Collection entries

——

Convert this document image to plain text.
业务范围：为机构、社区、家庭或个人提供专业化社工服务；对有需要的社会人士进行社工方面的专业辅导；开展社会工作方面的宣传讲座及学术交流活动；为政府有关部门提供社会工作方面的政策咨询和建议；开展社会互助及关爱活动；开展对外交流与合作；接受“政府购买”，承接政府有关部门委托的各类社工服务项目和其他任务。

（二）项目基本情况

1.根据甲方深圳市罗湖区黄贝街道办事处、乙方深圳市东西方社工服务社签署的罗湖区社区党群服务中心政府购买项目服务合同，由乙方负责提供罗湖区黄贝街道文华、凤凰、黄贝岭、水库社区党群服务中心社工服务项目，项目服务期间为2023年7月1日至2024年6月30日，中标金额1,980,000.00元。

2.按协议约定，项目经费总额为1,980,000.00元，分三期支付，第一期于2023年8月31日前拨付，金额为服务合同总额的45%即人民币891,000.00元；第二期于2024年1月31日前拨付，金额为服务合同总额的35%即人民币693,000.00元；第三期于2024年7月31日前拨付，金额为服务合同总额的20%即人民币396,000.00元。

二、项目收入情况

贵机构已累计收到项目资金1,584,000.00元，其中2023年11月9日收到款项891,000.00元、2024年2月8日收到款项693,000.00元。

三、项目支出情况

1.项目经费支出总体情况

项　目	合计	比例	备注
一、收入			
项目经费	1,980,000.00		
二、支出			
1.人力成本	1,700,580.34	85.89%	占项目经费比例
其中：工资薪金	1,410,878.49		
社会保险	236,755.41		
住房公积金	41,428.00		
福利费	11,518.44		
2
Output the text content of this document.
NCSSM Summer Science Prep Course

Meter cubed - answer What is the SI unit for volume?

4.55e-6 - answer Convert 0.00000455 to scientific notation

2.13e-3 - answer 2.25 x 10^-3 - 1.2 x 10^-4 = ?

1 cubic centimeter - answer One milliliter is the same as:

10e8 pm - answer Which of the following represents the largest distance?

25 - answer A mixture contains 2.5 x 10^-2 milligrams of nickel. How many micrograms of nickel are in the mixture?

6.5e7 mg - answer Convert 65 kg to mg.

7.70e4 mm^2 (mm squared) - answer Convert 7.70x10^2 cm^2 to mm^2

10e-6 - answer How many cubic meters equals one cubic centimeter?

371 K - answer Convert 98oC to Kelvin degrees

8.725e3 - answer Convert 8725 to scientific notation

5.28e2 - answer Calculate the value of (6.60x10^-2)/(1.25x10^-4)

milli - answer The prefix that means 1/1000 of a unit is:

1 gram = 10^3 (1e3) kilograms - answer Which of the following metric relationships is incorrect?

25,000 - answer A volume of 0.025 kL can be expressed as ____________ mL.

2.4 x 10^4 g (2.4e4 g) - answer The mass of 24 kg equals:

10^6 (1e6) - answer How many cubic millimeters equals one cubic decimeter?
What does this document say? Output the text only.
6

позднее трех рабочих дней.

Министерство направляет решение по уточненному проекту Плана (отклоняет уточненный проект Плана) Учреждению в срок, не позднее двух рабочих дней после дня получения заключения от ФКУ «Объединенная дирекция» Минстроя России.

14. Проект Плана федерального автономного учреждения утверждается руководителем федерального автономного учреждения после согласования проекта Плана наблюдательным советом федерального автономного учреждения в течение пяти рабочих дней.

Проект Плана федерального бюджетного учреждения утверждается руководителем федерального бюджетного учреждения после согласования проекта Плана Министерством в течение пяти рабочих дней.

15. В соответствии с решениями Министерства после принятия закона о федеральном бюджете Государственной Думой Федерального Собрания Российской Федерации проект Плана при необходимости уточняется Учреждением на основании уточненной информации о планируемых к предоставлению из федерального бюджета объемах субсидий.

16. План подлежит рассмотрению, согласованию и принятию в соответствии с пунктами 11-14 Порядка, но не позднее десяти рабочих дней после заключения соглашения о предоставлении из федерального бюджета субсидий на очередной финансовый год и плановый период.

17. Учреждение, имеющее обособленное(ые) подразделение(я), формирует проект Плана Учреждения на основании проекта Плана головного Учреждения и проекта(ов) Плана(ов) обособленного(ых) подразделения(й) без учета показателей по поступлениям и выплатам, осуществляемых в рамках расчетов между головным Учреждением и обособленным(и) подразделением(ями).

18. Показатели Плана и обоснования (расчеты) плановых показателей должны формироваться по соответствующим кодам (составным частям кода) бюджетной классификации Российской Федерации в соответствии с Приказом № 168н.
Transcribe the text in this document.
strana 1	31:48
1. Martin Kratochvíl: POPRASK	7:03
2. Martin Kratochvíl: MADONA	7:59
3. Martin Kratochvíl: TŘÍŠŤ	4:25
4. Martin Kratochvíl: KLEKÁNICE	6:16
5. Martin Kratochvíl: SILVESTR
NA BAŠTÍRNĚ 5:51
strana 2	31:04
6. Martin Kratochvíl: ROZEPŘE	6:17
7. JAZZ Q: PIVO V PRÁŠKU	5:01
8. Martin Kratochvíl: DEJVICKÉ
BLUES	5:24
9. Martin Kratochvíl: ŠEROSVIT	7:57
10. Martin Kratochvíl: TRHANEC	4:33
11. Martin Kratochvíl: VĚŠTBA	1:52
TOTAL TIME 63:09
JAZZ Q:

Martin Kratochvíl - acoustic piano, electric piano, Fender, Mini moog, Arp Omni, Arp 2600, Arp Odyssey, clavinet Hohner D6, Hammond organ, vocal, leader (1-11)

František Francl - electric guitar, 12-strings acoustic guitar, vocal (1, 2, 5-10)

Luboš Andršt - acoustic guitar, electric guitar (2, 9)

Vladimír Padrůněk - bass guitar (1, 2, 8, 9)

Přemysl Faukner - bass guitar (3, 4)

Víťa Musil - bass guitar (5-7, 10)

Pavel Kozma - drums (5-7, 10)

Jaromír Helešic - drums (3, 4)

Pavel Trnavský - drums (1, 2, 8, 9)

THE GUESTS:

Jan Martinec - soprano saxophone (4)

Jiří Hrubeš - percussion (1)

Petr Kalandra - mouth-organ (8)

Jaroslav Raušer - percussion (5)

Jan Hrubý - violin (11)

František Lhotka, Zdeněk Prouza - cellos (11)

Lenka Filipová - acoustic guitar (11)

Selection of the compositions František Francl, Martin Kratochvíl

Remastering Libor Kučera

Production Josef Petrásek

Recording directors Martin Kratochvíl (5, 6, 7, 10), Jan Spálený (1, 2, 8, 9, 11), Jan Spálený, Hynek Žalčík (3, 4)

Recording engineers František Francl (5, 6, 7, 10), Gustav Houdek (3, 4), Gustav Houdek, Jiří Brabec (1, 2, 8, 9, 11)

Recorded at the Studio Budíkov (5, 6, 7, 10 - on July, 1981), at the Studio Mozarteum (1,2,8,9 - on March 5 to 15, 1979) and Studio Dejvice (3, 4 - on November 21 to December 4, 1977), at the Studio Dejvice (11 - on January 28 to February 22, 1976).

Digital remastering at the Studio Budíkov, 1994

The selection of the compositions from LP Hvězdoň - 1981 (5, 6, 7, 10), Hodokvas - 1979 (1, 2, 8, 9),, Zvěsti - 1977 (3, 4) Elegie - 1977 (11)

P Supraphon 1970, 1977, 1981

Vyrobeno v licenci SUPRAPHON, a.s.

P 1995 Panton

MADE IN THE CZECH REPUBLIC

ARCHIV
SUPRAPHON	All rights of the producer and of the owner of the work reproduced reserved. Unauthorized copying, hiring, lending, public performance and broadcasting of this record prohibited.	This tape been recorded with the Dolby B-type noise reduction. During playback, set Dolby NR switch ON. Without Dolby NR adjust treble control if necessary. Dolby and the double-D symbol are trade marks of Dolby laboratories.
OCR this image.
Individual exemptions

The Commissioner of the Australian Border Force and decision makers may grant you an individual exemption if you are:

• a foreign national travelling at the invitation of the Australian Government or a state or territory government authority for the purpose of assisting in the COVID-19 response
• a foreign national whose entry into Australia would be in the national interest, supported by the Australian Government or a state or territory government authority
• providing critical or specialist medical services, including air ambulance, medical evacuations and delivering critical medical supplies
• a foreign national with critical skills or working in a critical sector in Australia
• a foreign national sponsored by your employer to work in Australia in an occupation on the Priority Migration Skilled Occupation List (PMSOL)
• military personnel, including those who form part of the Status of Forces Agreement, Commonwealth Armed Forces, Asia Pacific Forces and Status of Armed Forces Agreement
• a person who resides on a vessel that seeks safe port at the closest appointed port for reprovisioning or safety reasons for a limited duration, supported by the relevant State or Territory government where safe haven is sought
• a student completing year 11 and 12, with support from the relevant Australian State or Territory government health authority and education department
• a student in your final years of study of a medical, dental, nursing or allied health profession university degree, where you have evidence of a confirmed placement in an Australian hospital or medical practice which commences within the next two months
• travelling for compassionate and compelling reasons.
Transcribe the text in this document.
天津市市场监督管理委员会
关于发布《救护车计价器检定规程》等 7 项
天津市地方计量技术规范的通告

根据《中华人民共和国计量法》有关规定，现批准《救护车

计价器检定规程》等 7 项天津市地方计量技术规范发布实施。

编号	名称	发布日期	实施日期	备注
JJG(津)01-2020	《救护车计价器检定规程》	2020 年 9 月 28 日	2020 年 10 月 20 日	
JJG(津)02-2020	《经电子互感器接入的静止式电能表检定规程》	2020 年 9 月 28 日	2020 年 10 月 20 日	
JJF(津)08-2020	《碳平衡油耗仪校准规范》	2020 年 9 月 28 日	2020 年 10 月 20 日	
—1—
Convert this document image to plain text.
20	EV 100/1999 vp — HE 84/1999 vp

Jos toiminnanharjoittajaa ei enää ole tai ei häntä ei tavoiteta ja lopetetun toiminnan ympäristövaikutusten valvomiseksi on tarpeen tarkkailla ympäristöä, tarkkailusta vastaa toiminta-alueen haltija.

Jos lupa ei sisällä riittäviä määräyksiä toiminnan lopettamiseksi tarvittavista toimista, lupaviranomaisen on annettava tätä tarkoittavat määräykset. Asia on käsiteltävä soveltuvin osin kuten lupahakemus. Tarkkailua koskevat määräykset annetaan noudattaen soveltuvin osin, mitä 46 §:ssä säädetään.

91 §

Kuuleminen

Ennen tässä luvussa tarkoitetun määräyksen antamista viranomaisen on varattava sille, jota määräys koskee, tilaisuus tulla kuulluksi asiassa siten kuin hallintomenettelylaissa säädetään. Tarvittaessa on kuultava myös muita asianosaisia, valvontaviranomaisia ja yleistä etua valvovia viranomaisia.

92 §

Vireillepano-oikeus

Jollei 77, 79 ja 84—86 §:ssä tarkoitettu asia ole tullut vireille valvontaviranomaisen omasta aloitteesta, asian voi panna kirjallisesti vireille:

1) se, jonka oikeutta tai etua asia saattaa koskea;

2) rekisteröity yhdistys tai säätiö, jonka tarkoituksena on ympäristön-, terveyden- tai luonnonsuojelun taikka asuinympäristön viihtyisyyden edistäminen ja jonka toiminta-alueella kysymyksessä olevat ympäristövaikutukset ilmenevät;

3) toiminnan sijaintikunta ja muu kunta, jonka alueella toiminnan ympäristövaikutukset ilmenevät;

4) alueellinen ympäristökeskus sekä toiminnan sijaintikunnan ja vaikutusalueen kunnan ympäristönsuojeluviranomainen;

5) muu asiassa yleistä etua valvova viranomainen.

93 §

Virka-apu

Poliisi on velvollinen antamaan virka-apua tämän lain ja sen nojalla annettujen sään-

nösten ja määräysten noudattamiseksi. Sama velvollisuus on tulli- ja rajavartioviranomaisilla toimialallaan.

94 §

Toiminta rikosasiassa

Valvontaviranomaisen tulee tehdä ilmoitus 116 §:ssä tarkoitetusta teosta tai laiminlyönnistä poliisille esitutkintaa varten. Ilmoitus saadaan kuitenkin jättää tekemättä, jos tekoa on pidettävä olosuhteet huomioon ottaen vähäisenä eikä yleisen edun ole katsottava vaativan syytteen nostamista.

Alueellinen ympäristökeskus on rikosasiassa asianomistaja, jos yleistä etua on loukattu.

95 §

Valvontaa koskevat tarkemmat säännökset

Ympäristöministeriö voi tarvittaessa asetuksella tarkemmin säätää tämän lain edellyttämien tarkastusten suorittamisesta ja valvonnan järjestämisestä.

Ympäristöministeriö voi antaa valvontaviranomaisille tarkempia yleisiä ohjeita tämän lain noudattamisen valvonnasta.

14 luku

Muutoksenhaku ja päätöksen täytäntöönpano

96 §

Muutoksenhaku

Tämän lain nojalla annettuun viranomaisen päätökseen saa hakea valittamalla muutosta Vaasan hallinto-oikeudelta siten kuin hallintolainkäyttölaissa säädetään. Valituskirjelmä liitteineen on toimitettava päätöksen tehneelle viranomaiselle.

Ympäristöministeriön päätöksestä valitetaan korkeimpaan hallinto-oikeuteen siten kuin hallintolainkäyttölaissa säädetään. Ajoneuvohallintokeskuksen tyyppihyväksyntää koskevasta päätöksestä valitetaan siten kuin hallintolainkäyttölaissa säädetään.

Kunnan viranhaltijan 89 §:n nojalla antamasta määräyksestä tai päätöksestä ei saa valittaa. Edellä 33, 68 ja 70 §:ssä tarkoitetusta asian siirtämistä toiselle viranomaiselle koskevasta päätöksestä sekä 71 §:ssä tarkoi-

——

WHAT YOU NEED TO DO
Show every line where the string "that" appears.

PROBLEM SOLUTION
milli - answer The prefix that means 1/1000 of a unit is:
• a person who resides on a vessel that seeks safe port at the closest appointed port for reprovisioning or safety reasons for a limited duration, supported by the relevant State or Territory government where safe haven is sought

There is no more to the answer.